* Work instructions
Transcribe, word for word, every line from the one containing "Give me the" through the final line of the records, and omit the pictures.

[Items listed in a dataset]
• • •

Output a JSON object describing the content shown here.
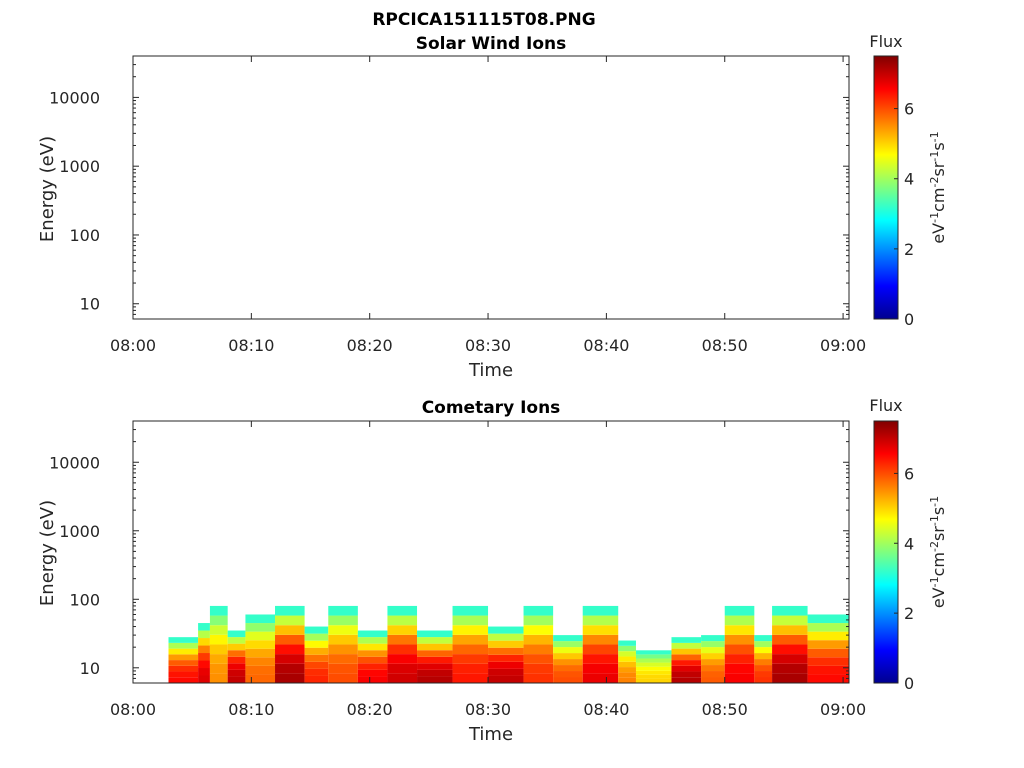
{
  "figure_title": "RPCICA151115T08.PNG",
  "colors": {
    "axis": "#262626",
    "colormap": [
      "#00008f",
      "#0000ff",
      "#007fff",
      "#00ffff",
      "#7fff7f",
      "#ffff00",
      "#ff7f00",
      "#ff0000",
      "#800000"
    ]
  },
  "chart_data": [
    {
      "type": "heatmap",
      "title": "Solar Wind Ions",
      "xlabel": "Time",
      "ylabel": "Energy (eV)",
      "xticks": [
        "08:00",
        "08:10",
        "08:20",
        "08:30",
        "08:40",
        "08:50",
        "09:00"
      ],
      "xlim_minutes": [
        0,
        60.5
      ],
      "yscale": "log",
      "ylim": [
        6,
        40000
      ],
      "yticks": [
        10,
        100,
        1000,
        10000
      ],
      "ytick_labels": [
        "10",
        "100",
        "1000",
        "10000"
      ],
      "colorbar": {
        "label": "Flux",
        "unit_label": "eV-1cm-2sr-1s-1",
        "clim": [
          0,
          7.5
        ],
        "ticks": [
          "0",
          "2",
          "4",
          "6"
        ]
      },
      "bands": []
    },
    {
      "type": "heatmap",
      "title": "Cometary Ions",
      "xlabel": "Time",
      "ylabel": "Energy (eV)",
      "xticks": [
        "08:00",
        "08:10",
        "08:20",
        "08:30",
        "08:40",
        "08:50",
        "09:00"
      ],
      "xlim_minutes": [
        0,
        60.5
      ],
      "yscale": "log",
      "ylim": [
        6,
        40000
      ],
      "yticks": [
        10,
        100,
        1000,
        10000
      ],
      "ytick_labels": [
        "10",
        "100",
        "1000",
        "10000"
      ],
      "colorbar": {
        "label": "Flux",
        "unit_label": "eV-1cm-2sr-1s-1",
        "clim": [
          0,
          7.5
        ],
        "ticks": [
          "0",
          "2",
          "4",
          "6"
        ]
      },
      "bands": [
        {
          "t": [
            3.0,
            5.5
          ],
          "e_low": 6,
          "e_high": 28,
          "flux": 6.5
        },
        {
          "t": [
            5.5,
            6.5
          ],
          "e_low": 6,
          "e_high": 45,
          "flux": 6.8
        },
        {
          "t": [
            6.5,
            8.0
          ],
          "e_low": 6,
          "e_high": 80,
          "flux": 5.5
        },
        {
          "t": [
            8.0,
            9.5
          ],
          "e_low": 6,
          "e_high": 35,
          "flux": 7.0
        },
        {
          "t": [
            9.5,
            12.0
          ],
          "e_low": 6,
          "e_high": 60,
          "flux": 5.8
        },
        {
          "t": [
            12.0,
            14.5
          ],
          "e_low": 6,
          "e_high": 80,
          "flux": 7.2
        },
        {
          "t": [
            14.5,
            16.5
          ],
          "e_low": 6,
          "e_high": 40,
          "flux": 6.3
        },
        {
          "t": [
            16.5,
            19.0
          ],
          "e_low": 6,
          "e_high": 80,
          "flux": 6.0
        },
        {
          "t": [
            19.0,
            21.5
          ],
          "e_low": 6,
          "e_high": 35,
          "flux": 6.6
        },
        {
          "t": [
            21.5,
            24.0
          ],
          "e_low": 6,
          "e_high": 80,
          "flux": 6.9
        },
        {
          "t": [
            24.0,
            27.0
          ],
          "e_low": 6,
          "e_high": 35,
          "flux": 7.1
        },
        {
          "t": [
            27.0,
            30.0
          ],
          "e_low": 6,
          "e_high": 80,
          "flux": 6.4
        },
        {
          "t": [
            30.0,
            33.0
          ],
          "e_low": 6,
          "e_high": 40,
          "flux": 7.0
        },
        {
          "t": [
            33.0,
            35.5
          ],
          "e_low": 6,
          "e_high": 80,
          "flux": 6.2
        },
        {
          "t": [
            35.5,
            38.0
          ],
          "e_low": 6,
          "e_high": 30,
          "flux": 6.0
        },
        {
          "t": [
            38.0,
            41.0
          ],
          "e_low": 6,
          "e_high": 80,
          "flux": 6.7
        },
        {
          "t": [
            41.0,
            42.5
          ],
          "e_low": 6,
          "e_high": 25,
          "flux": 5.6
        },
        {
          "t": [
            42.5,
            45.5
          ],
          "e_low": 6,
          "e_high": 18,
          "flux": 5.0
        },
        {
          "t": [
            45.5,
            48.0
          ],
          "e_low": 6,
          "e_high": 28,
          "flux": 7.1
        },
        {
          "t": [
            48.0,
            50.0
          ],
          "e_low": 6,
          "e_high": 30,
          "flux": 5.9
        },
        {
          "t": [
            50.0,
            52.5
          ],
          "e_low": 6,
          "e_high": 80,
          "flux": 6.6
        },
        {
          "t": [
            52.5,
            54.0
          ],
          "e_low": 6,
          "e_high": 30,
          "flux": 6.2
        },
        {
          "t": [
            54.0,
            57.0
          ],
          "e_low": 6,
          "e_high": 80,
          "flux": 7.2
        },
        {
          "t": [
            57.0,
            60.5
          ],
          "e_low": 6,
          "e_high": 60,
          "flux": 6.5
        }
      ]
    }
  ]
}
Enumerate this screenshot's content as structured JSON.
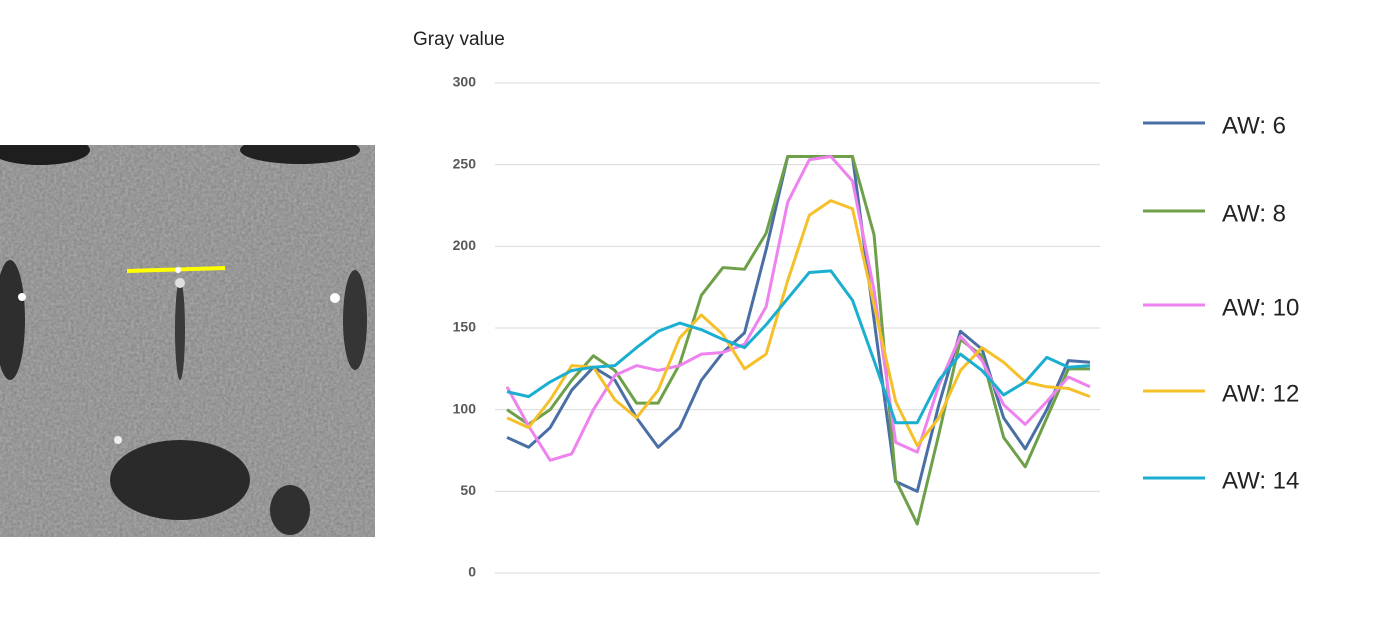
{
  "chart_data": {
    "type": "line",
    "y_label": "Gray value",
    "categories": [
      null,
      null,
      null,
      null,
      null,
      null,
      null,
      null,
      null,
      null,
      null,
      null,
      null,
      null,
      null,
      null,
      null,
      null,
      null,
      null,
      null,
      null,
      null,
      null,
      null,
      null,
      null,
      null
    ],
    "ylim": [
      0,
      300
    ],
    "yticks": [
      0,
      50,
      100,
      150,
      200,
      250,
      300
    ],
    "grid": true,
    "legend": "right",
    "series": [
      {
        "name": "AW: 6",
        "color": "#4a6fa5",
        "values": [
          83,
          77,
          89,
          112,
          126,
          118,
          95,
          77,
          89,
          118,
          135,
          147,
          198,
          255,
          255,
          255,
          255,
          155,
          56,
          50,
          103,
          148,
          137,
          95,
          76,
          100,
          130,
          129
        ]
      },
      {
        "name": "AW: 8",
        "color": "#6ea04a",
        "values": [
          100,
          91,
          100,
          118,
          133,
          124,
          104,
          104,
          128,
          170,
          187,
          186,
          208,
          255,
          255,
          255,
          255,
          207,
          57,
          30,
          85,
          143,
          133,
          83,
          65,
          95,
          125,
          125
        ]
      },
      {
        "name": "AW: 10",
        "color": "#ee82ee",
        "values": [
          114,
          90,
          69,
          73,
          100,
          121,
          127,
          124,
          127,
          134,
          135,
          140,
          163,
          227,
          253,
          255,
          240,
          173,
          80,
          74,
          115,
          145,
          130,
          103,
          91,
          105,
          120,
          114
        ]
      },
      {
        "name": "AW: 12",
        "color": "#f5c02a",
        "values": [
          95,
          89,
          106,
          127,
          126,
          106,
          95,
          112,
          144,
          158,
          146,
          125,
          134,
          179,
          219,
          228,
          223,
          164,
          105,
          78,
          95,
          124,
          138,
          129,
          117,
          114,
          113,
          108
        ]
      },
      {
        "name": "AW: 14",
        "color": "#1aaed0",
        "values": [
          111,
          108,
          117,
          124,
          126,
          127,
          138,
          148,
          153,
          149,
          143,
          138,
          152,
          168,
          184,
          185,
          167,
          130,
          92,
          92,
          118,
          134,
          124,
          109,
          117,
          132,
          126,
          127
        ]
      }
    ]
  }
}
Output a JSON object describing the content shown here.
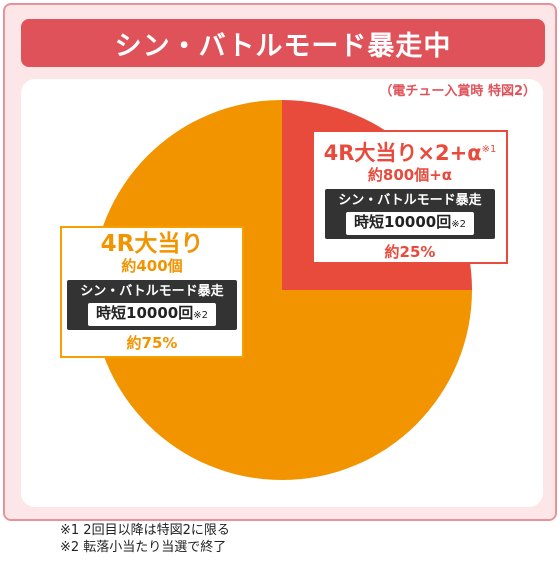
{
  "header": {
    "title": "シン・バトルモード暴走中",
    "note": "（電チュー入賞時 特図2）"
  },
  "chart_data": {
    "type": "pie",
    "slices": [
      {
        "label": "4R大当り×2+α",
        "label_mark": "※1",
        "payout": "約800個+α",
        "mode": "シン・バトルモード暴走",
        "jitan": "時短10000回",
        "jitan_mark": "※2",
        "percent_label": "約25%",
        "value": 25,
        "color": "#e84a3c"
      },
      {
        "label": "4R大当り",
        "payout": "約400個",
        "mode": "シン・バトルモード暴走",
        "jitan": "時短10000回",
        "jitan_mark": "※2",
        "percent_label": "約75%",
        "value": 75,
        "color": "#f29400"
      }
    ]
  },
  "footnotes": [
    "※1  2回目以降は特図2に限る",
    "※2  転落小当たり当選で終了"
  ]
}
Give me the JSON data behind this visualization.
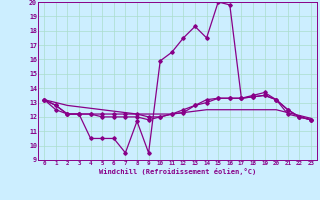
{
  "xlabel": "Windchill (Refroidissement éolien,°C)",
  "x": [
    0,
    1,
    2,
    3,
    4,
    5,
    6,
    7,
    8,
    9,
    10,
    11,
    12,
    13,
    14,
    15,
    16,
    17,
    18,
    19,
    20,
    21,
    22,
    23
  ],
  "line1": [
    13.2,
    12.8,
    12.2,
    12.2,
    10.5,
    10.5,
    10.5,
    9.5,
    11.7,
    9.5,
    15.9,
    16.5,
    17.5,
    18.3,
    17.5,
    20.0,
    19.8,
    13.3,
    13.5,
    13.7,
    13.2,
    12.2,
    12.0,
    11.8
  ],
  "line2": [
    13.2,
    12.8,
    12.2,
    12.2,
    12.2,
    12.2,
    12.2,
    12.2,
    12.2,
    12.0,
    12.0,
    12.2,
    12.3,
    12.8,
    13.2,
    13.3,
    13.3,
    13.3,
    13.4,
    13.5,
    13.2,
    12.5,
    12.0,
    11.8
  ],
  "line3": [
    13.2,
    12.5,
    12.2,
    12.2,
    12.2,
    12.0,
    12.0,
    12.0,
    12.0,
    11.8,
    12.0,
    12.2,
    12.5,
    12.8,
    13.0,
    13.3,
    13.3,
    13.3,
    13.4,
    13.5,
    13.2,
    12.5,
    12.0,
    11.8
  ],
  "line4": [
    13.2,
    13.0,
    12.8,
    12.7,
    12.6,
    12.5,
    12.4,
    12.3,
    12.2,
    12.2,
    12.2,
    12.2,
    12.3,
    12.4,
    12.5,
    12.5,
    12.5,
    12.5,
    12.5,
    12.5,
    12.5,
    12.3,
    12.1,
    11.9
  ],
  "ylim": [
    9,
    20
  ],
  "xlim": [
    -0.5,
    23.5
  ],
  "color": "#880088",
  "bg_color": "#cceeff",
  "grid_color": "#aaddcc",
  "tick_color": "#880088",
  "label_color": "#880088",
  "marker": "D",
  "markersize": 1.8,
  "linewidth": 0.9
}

• • •

* Final result
Give me the JSON data behind this visualization.
{
  "xlabel": "Windchill (Refroidissement éolien,°C)",
  "x": [
    0,
    1,
    2,
    3,
    4,
    5,
    6,
    7,
    8,
    9,
    10,
    11,
    12,
    13,
    14,
    15,
    16,
    17,
    18,
    19,
    20,
    21,
    22,
    23
  ],
  "line1": [
    13.2,
    12.8,
    12.2,
    12.2,
    10.5,
    10.5,
    10.5,
    9.5,
    11.7,
    9.5,
    15.9,
    16.5,
    17.5,
    18.3,
    17.5,
    20.0,
    19.8,
    13.3,
    13.5,
    13.7,
    13.2,
    12.2,
    12.0,
    11.8
  ],
  "line2": [
    13.2,
    12.8,
    12.2,
    12.2,
    12.2,
    12.2,
    12.2,
    12.2,
    12.2,
    12.0,
    12.0,
    12.2,
    12.3,
    12.8,
    13.2,
    13.3,
    13.3,
    13.3,
    13.4,
    13.5,
    13.2,
    12.5,
    12.0,
    11.8
  ],
  "line3": [
    13.2,
    12.5,
    12.2,
    12.2,
    12.2,
    12.0,
    12.0,
    12.0,
    12.0,
    11.8,
    12.0,
    12.2,
    12.5,
    12.8,
    13.0,
    13.3,
    13.3,
    13.3,
    13.4,
    13.5,
    13.2,
    12.5,
    12.0,
    11.8
  ],
  "line4": [
    13.2,
    13.0,
    12.8,
    12.7,
    12.6,
    12.5,
    12.4,
    12.3,
    12.2,
    12.2,
    12.2,
    12.2,
    12.3,
    12.4,
    12.5,
    12.5,
    12.5,
    12.5,
    12.5,
    12.5,
    12.5,
    12.3,
    12.1,
    11.9
  ],
  "ylim": [
    9,
    20
  ],
  "xlim": [
    -0.5,
    23.5
  ],
  "color": "#880088",
  "bg_color": "#cceeff",
  "grid_color": "#aaddcc",
  "tick_color": "#880088",
  "label_color": "#880088",
  "marker": "D",
  "markersize": 1.8,
  "linewidth": 0.9
}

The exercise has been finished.